_What the exercise asks_. Where a line holds the word "Valve", copy that line.

_Material provided_.

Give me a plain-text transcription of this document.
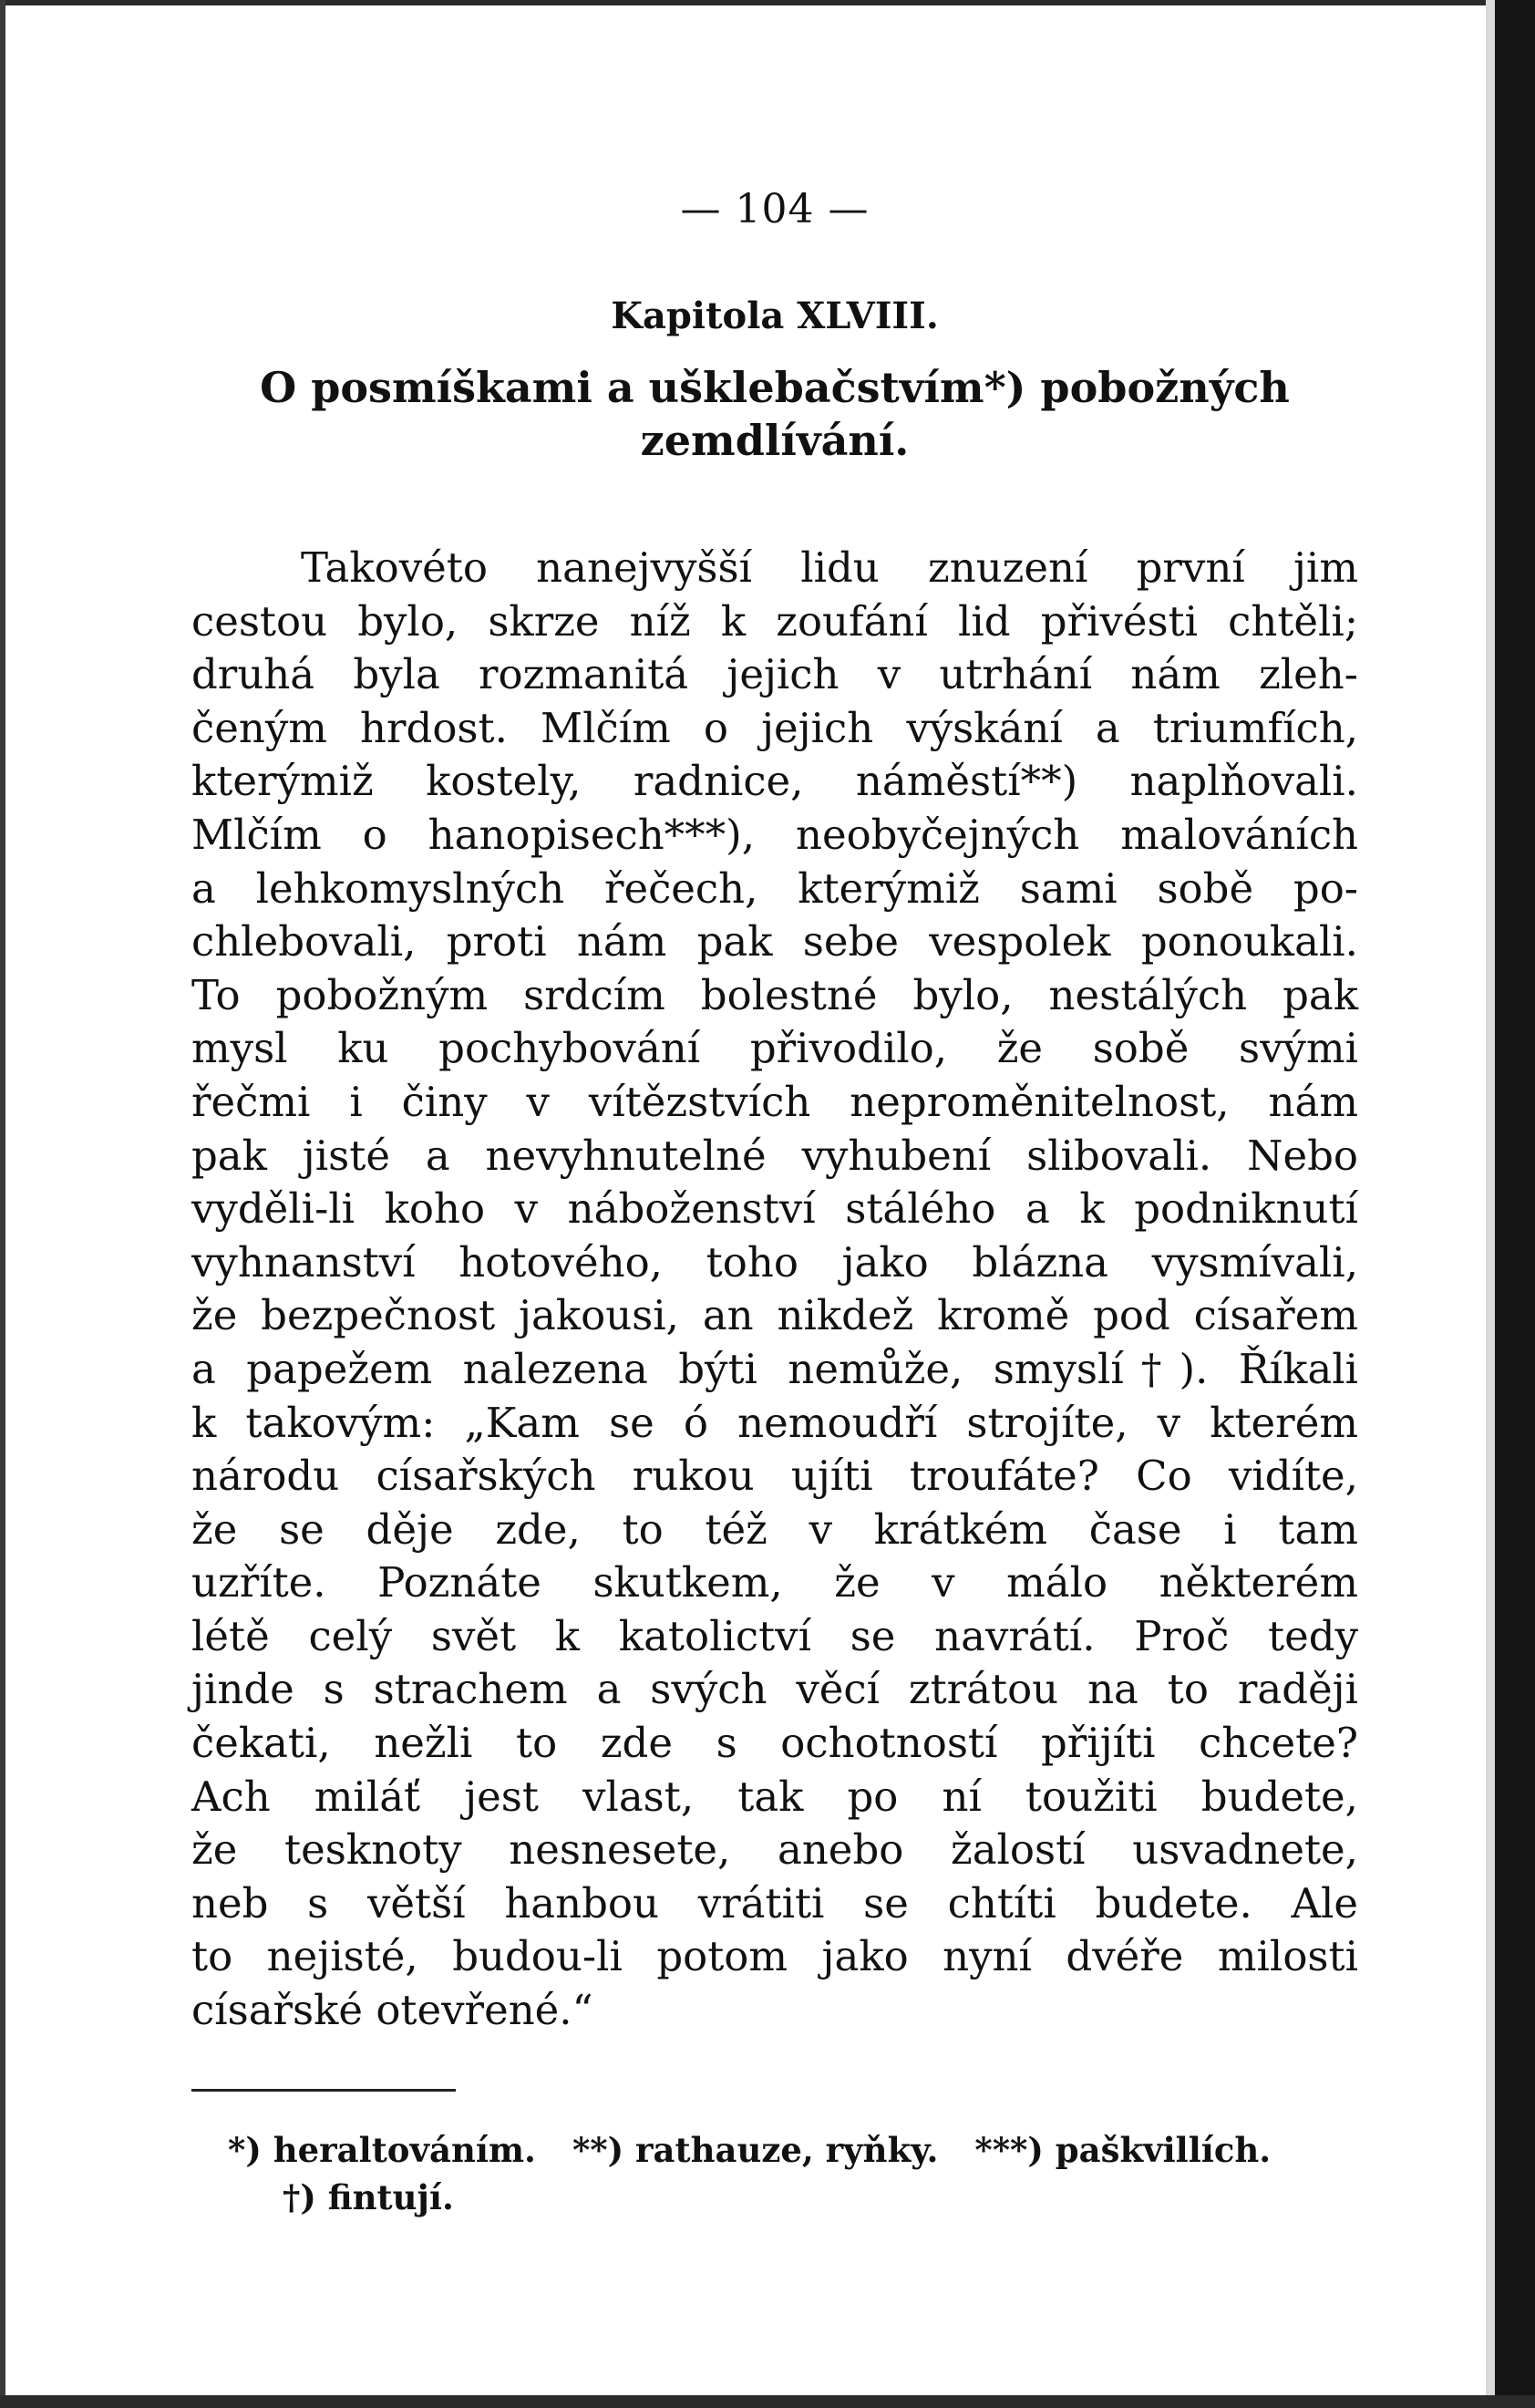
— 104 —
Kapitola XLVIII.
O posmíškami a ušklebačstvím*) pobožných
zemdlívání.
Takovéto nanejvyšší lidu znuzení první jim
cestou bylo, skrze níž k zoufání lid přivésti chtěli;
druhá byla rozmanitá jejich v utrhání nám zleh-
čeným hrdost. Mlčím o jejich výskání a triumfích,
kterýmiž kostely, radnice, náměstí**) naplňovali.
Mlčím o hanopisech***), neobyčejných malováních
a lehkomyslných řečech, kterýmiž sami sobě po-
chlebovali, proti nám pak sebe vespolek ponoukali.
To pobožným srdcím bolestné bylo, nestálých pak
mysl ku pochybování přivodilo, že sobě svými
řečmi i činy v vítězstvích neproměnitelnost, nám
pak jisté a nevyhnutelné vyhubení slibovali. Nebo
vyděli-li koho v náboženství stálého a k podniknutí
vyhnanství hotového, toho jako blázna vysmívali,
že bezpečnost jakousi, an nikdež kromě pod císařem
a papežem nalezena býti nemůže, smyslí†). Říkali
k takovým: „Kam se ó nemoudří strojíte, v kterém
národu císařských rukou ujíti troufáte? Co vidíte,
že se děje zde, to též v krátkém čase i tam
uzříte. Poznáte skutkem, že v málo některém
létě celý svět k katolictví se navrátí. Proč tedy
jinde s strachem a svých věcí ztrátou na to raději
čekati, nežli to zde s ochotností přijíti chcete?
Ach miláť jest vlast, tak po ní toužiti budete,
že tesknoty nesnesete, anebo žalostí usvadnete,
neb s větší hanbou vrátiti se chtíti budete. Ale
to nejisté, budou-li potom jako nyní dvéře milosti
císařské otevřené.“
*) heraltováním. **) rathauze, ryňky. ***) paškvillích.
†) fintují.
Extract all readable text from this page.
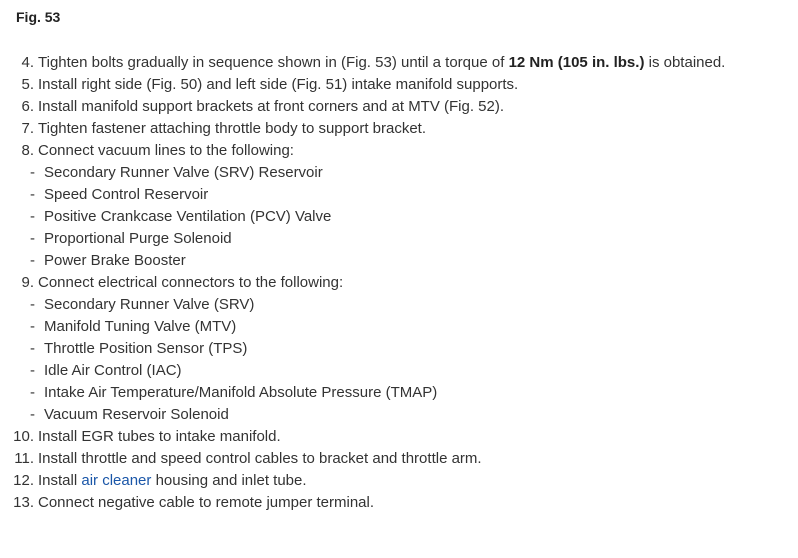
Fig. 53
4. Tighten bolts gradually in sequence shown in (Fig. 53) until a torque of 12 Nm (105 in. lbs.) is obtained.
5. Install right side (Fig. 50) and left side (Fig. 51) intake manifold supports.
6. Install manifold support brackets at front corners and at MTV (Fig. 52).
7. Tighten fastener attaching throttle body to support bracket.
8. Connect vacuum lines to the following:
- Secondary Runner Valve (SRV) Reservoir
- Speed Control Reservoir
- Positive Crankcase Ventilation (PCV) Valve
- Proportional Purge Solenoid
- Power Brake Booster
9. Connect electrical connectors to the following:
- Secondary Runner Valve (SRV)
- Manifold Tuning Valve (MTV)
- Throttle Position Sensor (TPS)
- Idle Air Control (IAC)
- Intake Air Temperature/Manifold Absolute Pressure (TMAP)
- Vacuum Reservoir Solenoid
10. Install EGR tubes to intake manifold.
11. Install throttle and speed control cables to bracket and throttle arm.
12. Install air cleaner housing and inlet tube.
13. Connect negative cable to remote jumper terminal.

_The answer_.
- Secondary Runner Valve (SRV) Reservoir
- Positive Crankcase Ventilation (PCV) Valve
- Secondary Runner Valve (SRV)
- Manifold Tuning Valve (MTV)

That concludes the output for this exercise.